Direction ->
In the entries, find all lines that hold the word "自定义序列" and copy them.

____ Records for the exercise

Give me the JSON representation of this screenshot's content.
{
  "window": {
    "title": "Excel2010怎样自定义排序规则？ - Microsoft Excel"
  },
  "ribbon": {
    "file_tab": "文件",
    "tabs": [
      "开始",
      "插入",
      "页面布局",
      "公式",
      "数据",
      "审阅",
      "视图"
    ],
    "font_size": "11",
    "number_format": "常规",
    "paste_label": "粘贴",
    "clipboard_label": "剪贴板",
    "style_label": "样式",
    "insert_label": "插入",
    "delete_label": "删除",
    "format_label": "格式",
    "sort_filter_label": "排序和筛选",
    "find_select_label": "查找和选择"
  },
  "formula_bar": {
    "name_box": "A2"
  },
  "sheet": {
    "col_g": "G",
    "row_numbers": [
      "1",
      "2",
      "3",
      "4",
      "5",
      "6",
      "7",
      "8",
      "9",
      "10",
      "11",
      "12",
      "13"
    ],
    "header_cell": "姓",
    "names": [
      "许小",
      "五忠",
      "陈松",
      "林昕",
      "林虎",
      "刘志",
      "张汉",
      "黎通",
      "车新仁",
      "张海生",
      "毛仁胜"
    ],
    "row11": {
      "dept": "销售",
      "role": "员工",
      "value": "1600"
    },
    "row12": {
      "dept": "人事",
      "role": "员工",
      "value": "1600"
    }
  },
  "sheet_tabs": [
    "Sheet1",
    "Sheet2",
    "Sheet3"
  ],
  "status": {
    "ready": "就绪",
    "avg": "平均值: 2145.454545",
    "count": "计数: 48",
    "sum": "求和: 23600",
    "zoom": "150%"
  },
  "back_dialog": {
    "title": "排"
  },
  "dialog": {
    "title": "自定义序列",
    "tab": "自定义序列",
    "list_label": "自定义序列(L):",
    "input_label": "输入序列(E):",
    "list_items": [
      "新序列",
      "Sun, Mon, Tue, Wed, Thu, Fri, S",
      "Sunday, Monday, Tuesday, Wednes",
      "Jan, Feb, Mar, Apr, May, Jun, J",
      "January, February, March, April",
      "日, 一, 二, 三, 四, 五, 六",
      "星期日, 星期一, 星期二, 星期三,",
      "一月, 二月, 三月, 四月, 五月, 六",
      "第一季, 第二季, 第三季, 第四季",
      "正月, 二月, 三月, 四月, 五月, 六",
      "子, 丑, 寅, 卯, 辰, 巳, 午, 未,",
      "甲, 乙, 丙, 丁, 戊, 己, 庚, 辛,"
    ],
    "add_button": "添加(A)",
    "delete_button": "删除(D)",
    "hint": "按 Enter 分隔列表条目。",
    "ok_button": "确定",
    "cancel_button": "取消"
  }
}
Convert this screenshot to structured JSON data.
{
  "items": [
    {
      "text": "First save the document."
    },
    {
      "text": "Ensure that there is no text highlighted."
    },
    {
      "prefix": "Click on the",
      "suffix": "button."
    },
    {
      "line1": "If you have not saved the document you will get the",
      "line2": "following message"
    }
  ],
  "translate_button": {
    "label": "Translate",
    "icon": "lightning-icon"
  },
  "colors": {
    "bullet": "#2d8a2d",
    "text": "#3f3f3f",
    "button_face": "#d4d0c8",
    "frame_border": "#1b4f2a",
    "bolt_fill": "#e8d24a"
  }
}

________

Solution below ->
    "title": "自定义序列",
    "tab": "自定义序列",
    "list_label": "自定义序列(L):",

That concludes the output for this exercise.